**What is asked**
Write the material out again, line by line, exactly as it is.

** Begin Input for this task **

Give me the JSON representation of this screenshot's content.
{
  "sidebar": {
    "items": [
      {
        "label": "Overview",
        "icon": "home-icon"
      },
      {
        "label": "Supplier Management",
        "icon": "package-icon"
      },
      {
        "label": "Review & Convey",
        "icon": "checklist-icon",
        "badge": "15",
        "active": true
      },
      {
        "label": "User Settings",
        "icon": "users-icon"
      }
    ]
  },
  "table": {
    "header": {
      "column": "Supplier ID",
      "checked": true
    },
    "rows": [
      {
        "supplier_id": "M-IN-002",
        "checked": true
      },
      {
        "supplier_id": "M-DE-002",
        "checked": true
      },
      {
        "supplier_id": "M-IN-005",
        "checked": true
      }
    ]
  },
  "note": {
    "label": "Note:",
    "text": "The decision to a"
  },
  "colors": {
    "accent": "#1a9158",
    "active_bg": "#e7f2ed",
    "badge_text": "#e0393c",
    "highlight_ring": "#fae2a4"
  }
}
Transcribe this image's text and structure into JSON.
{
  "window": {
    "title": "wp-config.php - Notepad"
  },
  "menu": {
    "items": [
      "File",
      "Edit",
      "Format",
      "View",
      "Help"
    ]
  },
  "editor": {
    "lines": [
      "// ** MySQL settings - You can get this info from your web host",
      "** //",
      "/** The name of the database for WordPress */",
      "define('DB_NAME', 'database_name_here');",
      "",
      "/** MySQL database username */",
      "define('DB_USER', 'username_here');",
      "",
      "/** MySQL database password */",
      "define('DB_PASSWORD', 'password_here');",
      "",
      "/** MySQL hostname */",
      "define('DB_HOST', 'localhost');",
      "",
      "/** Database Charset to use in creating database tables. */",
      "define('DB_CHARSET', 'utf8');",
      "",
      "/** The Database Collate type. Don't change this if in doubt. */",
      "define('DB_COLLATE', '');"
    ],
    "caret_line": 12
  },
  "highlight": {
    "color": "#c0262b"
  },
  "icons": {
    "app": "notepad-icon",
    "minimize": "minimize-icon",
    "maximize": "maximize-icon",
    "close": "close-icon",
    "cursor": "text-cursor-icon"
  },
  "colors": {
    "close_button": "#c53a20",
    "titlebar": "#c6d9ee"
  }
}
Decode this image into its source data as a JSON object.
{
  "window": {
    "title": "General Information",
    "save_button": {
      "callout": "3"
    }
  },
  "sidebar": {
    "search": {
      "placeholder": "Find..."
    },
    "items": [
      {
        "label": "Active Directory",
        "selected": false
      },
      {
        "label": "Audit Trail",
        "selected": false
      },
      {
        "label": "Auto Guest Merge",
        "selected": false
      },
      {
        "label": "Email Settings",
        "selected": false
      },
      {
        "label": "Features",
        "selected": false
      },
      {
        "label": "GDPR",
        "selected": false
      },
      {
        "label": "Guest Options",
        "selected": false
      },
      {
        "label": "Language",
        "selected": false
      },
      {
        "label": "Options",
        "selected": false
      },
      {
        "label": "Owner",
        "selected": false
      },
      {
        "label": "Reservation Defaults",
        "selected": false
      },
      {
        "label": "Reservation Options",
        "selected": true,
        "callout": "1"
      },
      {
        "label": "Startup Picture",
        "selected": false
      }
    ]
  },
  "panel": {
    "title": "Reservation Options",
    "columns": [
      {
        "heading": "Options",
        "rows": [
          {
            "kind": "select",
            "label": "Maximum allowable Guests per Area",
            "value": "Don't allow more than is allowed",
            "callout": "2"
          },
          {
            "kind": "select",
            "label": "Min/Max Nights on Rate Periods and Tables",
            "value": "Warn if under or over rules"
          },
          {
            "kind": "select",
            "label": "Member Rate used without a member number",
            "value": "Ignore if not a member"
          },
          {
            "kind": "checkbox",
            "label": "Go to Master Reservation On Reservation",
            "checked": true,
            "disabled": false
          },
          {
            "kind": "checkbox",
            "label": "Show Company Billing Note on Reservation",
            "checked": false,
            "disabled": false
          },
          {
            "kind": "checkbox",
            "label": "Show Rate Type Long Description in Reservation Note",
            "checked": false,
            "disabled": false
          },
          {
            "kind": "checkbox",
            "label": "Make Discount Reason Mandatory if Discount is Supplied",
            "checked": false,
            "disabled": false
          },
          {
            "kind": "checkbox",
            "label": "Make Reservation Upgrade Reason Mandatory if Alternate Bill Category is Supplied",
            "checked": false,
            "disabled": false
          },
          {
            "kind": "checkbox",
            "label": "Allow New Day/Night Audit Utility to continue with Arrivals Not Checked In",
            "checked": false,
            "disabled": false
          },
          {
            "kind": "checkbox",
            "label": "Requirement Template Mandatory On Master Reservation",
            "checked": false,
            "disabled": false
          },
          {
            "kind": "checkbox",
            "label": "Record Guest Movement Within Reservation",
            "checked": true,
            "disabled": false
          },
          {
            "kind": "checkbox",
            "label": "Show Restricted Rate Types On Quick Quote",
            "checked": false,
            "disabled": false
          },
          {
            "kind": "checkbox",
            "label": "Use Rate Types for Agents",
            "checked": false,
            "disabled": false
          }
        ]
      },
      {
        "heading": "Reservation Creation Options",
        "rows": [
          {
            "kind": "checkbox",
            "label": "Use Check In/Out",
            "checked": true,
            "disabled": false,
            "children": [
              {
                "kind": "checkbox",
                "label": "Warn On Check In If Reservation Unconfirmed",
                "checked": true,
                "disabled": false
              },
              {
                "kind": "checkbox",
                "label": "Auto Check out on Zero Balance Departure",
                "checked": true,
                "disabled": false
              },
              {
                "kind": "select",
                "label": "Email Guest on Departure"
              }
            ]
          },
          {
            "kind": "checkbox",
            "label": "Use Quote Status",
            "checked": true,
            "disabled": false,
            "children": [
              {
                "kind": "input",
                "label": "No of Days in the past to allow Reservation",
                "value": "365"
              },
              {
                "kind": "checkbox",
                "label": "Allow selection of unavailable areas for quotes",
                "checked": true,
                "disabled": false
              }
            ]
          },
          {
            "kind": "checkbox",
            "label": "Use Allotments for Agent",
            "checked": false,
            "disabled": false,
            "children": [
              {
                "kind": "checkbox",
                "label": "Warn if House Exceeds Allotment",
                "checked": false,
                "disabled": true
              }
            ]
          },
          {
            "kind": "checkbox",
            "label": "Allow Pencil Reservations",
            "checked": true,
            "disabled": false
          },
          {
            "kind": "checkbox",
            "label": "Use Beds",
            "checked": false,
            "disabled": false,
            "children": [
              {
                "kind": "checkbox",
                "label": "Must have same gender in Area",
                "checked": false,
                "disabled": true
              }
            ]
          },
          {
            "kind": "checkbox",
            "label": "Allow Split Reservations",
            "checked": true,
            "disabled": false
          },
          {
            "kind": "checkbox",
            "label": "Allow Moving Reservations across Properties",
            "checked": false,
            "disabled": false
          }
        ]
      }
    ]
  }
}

** End Input for this task **

**Task response**
Give me the JSON representation of this screenshot's content.
{
  "sidebar": {
    "items": [
      {
        "label": "Overview",
        "icon": "home-icon"
      },
      {
        "label": "Supplier Management",
        "icon": "package-icon"
      },
      {
        "label": "Review & Convey",
        "icon": "checklist-icon",
        "badge": "15",
        "active": true
      },
      {
        "label": "User Settings",
        "icon": "users-icon"
      }
    ]
  },
  "table": {
    "header": {
      "column": "Supplier ID",
      "checked": true
    },
    "rows": [
      {
        "supplier_id": "M-IN-002",
        "checked": true
      },
      {
        "supplier_id": "M-DE-002",
        "checked": true
      },
      {
        "supplier_id": "M-IN-005",
        "checked": true
      }
    ]
  },
  "note": {
    "label": "Note:",
    "text": "The decision to a"
  },
  "colors": {
    "accent": "#1a9158",
    "active_bg": "#e7f2ed",
    "badge_text": "#e0393c",
    "highlight_ring": "#fae2a4"
  }
}
Transcribe this image's text and structure into JSON.
{
  "window": {
    "title": "wp-config.php - Notepad"
  },
  "menu": {
    "items": [
      "File",
      "Edit",
      "Format",
      "View",
      "Help"
    ]
  },
  "editor": {
    "lines": [
      "// ** MySQL settings - You can get this info from your web host",
      "** //",
      "/** The name of the database for WordPress */",
      "define('DB_NAME', 'database_name_here');",
      "",
      "/** MySQL database username */",
      "define('DB_USER', 'username_here');",
      "",
      "/** MySQL database password */",
      "define('DB_PASSWORD', 'password_here');",
      "",
      "/** MySQL hostname */",
      "define('DB_HOST', 'localhost');",
      "",
      "/** Database Charset to use in creating database tables. */",
      "define('DB_CHARSET', 'utf8');",
      "",
      "/** The Database Collate type. Don't change this if in doubt. */",
      "define('DB_COLLATE', '');"
    ],
    "caret_line": 12
  },
  "highlight": {
    "color": "#c0262b"
  },
  "icons": {
    "app": "notepad-icon",
    "minimize": "minimize-icon",
    "maximize": "maximize-icon",
    "close": "close-icon",
    "cursor": "text-cursor-icon"
  },
  "colors": {
    "close_button": "#c53a20",
    "titlebar": "#c6d9ee"
  }
}
Decode this image into its source data as a JSON object.
{
  "window": {
    "title": "General Information",
    "save_button": {
      "callout": "3"
    }
  },
  "sidebar": {
    "search": {
      "placeholder": "Find..."
    },
    "items": [
      {
        "label": "Active Directory",
        "selected": false
      },
      {
        "label": "Audit Trail",
        "selected": false
      },
      {
        "label": "Auto Guest Merge",
        "selected": false
      },
      {
        "label": "Email Settings",
        "selected": false
      },
      {
        "label": "Features",
        "selected": false
      },
      {
        "label": "GDPR",
        "selected": false
      },
      {
        "label": "Guest Options",
        "selected": false
      },
      {
        "label": "Language",
        "selected": false
      },
      {
        "label": "Options",
        "selected": false
      },
      {
        "label": "Owner",
        "selected": false
      },
      {
        "label": "Reservation Defaults",
        "selected": false
      },
      {
        "label": "Reservation Options",
        "selected": true,
        "callout": "1"
      },
      {
        "label": "Startup Picture",
        "selected": false
      }
    ]
  },
  "panel": {
    "title": "Reservation Options",
    "columns": [
      {
        "heading": "Options",
        "rows": [
          {
            "kind": "select",
            "label": "Maximum allowable Guests per Area",
            "value": "Don't allow more than is allowed",
            "callout": "2"
          },
          {
            "kind": "select",
            "label": "Min/Max Nights on Rate Periods and Tables",
            "value": "Warn if under or over rules"
          },
          {
            "kind": "select",
            "label": "Member Rate used without a member number",
            "value": "Ignore if not a member"
          },
          {
            "kind": "checkbox",
            "label": "Go to Master Reservation On Reservation",
            "checked": true,
            "disabled": false
          },
          {
            "kind": "checkbox",
            "label": "Show Company Billing Note on Reservation",
            "checked": false,
            "disabled": false
          },
          {
            "kind": "checkbox",
            "label": "Show Rate Type Long Description in Reservation Note",
            "checked": false,
            "disabled": false
          },
          {
            "kind": "checkbox",
            "label": "Make Discount Reason Mandatory if Discount is Supplied",
            "checked": false,
            "disabled": false
          },
          {
            "kind": "checkbox",
            "label": "Make Reservation Upgrade Reason Mandatory if Alternate Bill Category is Supplied",
            "checked": false,
            "disabled": false
          },
          {
            "kind": "checkbox",
            "label": "Allow New Day/Night Audit Utility to continue with Arrivals Not Checked In",
            "checked": false,
            "disabled": false
          },
          {
            "kind": "checkbox",
            "label": "Requirement Template Mandatory On Master Reservation",
            "checked": false,
            "disabled": false
          },
          {
            "kind": "checkbox",
            "label": "Record Guest Movement Within Reservation",
            "checked": true,
            "disabled": false
          },
          {
            "kind": "checkbox",
            "label": "Show Restricted Rate Types On Quick Quote",
            "checked": false,
            "disabled": false
          },
          {
            "kind": "checkbox",
            "label": "Use Rate Types for Agents",
            "checked": false,
            "disabled": false
          }
        ]
      },
      {
        "heading": "Reservation Creation Options",
        "rows": [
          {
            "kind": "checkbox",
            "label": "Use Check In/Out",
            "checked": true,
            "disabled": false,
            "children": [
              {
                "kind": "checkbox",
                "label": "Warn On Check In If Reservation Unconfirmed",
                "checked": true,
                "disabled": false
              },
              {
                "kind": "checkbox",
                "label": "Auto Check out on Zero Balance Departure",
                "checked": true,
                "disabled": false
              },
              {
                "kind": "select",
                "label": "Email Guest on Departure"
              }
            ]
          },
          {
            "kind": "checkbox",
            "label": "Use Quote Status",
            "checked": true,
            "disabled": false,
            "children": [
              {
                "kind": "input",
                "label": "No of Days in the past to allow Reservation",
                "value": "365"
              },
              {
                "kind": "checkbox",
                "label": "Allow selection of unavailable areas for quotes",
                "checked": true,
                "disabled": false
              }
            ]
          },
          {
            "kind": "checkbox",
            "label": "Use Allotments for Agent",
            "checked": false,
            "disabled": false,
            "children": [
              {
                "kind": "checkbox",
                "label": "Warn if House Exceeds Allotment",
                "checked": false,
                "disabled": true
              }
            ]
          },
          {
            "kind": "checkbox",
            "label": "Allow Pencil Reservations",
            "checked": true,
            "disabled": false
          },
          {
            "kind": "checkbox",
            "label": "Use Beds",
            "checked": false,
            "disabled": false,
            "children": [
              {
                "kind": "checkbox",
                "label": "Must have same gender in Area",
                "checked": false,
                "disabled": true
              }
            ]
          },
          {
            "kind": "checkbox",
            "label": "Allow Split Reservations",
            "checked": true,
            "disabled": false
          },
          {
            "kind": "checkbox",
            "label": "Allow Moving Reservations across Properties",
            "checked": false,
            "disabled": false
          }
        ]
      }
    ]
  }
}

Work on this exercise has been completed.